▶ Given entries:
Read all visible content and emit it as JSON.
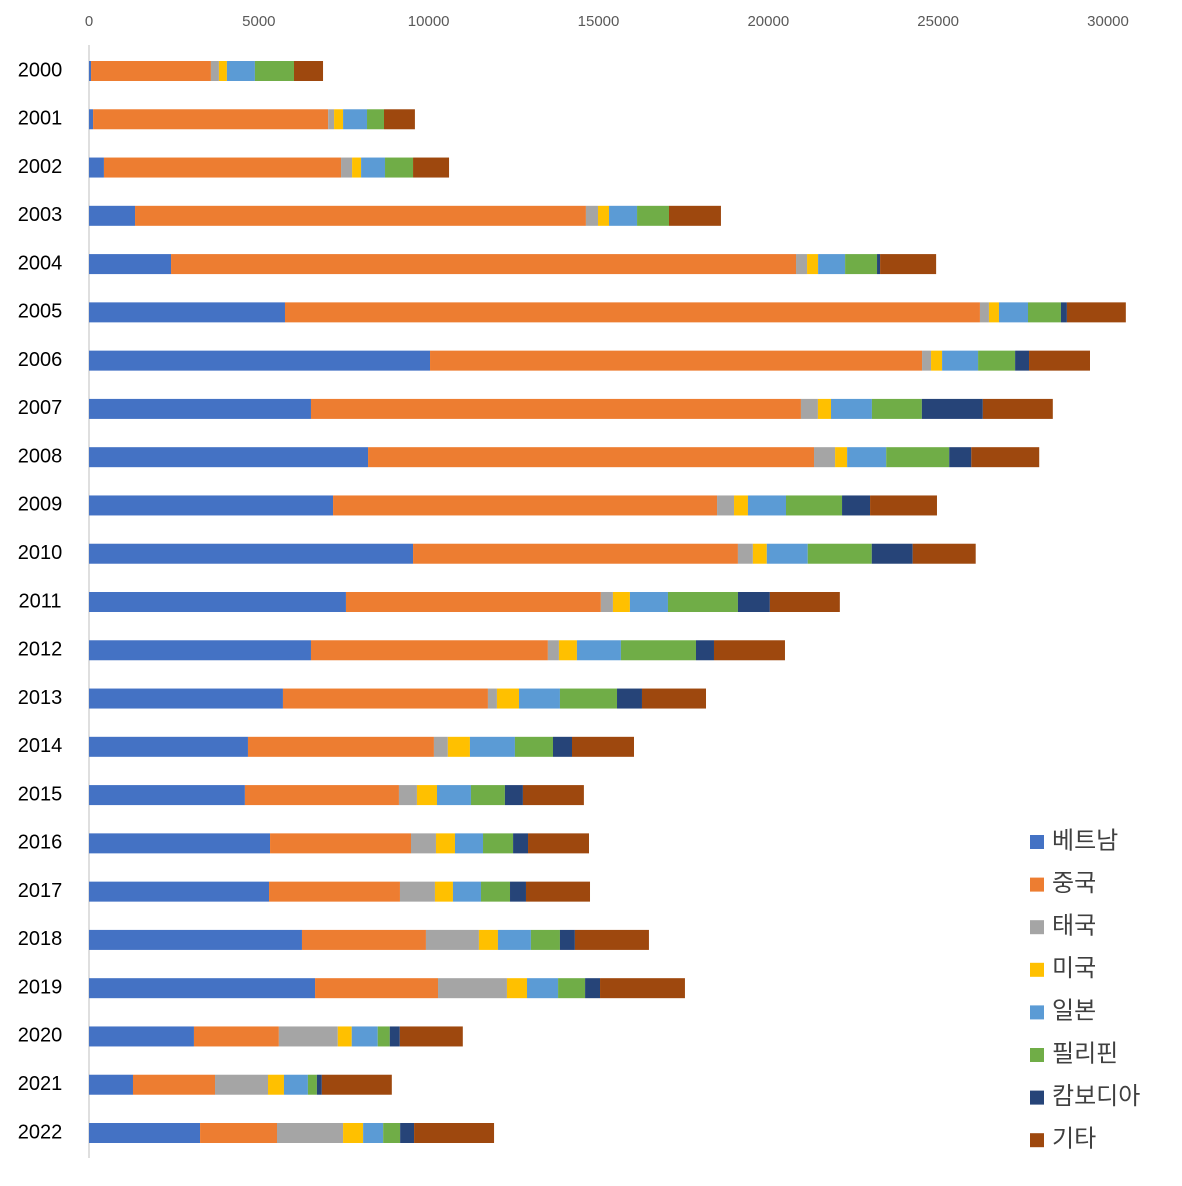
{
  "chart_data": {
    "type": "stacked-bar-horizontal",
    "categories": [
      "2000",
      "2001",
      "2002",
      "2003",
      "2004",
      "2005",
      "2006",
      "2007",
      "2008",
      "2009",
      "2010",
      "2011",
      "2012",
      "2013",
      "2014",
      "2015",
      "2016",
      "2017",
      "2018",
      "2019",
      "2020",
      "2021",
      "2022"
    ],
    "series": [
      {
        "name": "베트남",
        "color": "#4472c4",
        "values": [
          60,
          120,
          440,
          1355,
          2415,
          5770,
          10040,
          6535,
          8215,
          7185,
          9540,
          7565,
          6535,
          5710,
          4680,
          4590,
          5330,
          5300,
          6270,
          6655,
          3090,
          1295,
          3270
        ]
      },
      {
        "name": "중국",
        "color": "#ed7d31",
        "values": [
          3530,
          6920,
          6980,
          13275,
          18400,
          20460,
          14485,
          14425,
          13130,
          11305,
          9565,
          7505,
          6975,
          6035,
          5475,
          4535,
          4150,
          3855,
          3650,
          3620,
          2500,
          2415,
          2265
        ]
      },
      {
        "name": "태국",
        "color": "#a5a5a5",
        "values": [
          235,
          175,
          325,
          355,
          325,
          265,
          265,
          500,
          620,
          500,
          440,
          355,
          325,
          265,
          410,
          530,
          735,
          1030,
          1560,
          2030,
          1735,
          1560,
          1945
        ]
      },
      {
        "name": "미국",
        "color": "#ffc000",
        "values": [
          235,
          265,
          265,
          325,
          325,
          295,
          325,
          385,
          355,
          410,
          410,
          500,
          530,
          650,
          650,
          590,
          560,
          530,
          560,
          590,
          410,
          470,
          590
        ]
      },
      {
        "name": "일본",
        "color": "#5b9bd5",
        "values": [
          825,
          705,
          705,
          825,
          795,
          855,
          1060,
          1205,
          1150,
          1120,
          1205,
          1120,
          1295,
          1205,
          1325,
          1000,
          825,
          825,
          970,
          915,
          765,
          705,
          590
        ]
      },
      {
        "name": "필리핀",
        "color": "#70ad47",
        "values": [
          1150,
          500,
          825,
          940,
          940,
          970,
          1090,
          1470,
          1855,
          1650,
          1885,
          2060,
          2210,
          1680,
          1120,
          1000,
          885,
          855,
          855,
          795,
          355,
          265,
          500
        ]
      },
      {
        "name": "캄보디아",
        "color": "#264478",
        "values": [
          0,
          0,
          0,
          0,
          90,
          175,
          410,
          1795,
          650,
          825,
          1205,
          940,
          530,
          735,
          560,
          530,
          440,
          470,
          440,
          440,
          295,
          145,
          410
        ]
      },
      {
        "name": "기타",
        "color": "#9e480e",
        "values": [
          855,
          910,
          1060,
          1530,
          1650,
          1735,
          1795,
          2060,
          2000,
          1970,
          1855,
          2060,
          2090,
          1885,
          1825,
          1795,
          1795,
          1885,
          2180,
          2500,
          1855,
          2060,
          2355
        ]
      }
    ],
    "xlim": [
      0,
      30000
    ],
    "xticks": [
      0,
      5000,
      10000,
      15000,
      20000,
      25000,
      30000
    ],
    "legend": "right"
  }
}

▶ Work instructions: All lines holding the word "name" should be picked out and copied.

▶ Exercise result:
        "name": "베트남",
        "name": "중국",
        "name": "태국",
        "name": "미국",
        "name": "일본",
        "name": "필리핀",
        "name": "캄보디아",
        "name": "기타",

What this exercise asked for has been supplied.